[Required task A]
Answer these questions using the Sort rows options text:
(i) What is the default sort size?
(ii) How often is the free memory threshold re-verified?
(iii) What does Get fields retrieve?
[Required task B]
In the Sort rows options text, rewrite the entry beginning "Sort size (rows in memory)" as a short bulleted list that keeps its main facts.

>> BEGIN Page

The Sort rows step includes options to define your output and how you want to sort rows.
Option | Description |
---|---|
Sort directory | Select a directory in which temporary files can be stored, if needed. If you leave this blank, the temporary files are stored in the default temporary directory for the system. Click Browse to select a different directory. |
TMP-file prefix | Specify a prefix for the temporary files. This helps you identify any files generated by the transformation in the temp directory. |
Sort size (rows in memory) | Specify the number of rows to sort in memory. A larger number improves the sort speed, since fewer temporary files are generated, consuming less input/output processing. Default is: 1000000 rows. Note: You may encounter an Out Of Memory Exception (OOME) if the number of rows in memory exceeds the number specified in this option. To resolve the OOME, either lower the sort size specified here or change your available memory. See the Install Pentaho Data Integration and Analytics document.
|
Free memory threshold (in %) | Specify a percentage number as the threshold. If the sort
algorithm has less available free memory than the indicated number, it will begin
paging data to disk. This percentage varies per individual production environment because the threshold is re-verified every 1000 rows. The row size, the complexity of the transformation, or other steps in the transformation could still lead to an Out Of Memory Error. In a JVM, the exact amount of free memory varies. As a best practice, use this step in less complex transformations that do not require several steps or several processes that are contending for memory. |
Compress TMP Files | Select this option to compress any temporary files that are generated to complete the sort. Clear this option to leave temporary files uncompressed. |
Only pass unique rows? (verifies keys only) | Select this option to pass only unique rows to the output stream(s). Clear this option to pass all rows to the output stream(s). |
Fields table | Specify the fields and direction, ascending or descending, to sort. You can also specify whether to perform a case-sensitive sort. Click the column titles to sort each column. |
Get Fields | Click Get fields to retrieve a list of all the incoming fields on the stream(s). |

>> END Page
>> BEGIN Record excerpts

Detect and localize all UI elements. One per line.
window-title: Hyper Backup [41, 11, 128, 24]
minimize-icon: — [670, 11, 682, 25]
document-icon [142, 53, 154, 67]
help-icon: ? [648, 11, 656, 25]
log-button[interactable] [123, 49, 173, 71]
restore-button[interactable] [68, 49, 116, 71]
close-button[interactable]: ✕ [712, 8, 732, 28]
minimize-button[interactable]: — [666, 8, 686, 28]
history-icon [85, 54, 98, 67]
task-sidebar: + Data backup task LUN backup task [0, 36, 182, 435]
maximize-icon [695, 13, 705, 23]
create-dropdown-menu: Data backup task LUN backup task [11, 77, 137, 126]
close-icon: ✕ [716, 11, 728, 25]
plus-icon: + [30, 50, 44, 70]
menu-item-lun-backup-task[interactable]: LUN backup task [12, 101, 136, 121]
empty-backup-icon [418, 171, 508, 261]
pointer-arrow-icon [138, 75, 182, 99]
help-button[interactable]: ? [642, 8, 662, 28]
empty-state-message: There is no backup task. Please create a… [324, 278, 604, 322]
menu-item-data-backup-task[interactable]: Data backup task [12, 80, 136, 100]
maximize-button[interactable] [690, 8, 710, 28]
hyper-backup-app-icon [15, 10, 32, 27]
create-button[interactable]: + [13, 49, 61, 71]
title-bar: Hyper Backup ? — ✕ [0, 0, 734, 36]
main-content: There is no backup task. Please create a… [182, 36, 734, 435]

>> END Record excerpts

[Correct result A]
(i) 1000000 rows.
(ii) Every 1000 rows.
(iii) A list of all the incoming fields on the stream(s).

[Correct result B]
- Sets the number of rows to sort in memory.
- A larger number speeds up the sort because fewer temporary files are generated, which means less input/output processing.
- The default is 1000000 rows.
- An Out Of Memory Exception (OOME) may occur if the rows in memory exceed the number specified.
- To resolve an OOME, lower the sort size or change the available memory. See the Install Pentaho Data Integration and Analytics document.